Problem to work on: Copy each line of the entries that contains the word "least".

Raw data:
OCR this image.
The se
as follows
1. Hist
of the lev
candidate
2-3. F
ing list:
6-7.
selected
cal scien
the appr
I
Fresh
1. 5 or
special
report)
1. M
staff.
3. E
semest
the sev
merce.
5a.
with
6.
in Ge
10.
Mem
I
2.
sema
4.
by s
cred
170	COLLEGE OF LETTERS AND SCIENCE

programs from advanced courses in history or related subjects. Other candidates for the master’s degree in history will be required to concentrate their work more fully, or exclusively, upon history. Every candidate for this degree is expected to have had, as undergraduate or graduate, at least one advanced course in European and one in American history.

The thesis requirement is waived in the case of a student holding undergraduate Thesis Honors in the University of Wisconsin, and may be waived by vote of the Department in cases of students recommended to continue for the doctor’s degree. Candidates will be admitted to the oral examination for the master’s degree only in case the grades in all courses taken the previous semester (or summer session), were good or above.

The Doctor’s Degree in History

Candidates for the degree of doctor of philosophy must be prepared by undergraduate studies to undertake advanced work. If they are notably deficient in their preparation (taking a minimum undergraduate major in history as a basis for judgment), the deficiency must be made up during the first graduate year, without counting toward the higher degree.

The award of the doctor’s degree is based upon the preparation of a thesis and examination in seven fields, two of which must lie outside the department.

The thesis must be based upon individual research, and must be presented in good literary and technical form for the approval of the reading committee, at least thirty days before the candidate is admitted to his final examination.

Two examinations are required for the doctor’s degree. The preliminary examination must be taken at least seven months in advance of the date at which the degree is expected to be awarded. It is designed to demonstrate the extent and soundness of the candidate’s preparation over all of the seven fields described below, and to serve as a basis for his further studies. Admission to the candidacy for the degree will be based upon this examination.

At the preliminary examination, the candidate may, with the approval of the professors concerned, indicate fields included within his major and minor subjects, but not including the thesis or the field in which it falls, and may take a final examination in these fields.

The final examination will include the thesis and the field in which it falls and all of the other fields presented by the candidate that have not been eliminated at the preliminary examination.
...
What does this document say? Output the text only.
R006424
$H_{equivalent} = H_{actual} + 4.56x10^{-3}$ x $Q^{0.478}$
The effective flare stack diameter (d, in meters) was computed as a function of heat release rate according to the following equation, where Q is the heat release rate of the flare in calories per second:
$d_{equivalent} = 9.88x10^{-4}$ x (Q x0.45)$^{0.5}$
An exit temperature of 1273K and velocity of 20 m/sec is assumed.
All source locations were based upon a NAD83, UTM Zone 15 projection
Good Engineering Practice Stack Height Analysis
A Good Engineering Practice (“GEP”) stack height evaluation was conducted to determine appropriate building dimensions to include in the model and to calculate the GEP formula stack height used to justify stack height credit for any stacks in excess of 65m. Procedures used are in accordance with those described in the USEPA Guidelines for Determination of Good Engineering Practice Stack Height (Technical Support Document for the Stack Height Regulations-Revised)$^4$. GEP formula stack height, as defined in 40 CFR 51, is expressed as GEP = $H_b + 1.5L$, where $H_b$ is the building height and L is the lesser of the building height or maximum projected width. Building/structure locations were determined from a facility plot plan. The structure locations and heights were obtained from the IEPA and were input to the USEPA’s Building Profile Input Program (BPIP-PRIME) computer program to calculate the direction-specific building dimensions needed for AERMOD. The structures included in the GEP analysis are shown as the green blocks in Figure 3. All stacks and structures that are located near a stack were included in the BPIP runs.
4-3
---
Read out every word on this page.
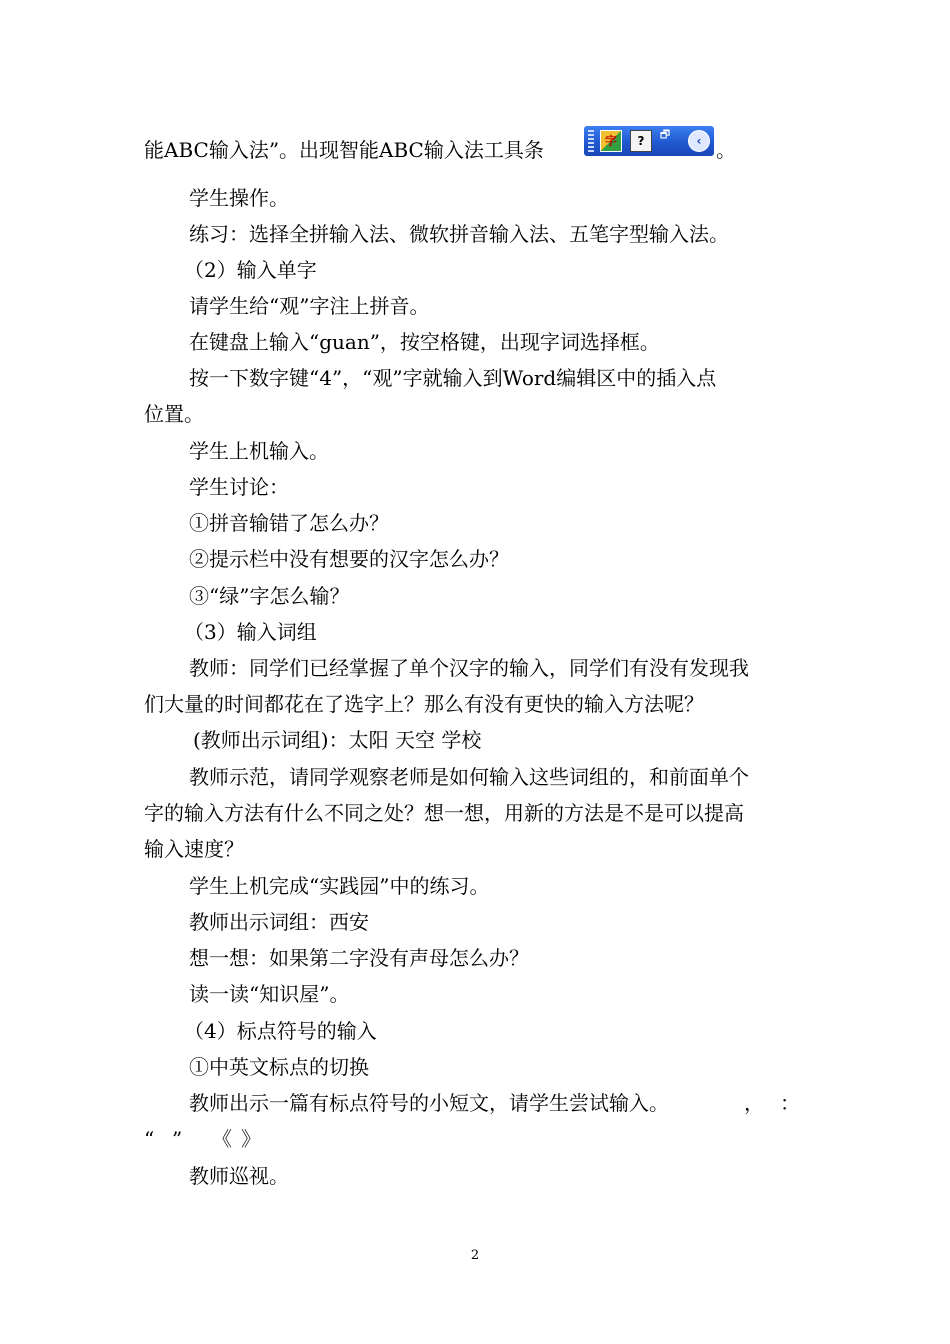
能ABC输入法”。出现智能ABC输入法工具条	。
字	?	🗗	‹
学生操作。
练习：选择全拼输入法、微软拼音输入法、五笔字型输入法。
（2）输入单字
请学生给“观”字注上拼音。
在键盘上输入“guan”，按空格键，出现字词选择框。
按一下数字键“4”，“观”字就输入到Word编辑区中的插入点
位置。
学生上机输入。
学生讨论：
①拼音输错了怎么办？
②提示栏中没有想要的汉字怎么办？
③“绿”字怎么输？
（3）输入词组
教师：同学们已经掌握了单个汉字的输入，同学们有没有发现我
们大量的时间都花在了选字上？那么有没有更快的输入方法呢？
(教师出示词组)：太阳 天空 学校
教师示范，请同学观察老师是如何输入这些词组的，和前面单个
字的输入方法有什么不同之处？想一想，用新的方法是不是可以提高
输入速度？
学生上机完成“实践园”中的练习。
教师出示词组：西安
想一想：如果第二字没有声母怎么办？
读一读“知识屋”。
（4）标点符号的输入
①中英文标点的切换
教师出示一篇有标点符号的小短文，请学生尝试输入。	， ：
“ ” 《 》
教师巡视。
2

Output:
programs from advanced courses in history or related subjects. Other candidates for the master’s degree in history will be required to concentrate their work more fully, or exclusively, upon history. Every candidate for this degree is expected to have had, as undergraduate or graduate, at least one advanced course in European and one in American history.
The thesis must be based upon individual research, and must be presented in good literary and technical form for the approval of the reading committee, at least thirty days before the candidate is admitted to his final examination.
Two examinations are required for the doctor’s degree. The preliminary examination must be taken at least seven months in advance of the date at which the degree is expected to be awarded. It is designed to demonstrate the extent and soundness of the candidate’s preparation over all of the seven fields described below, and to serve as a basis for his further studies. Admission to the candidacy for the degree will be based upon this examination.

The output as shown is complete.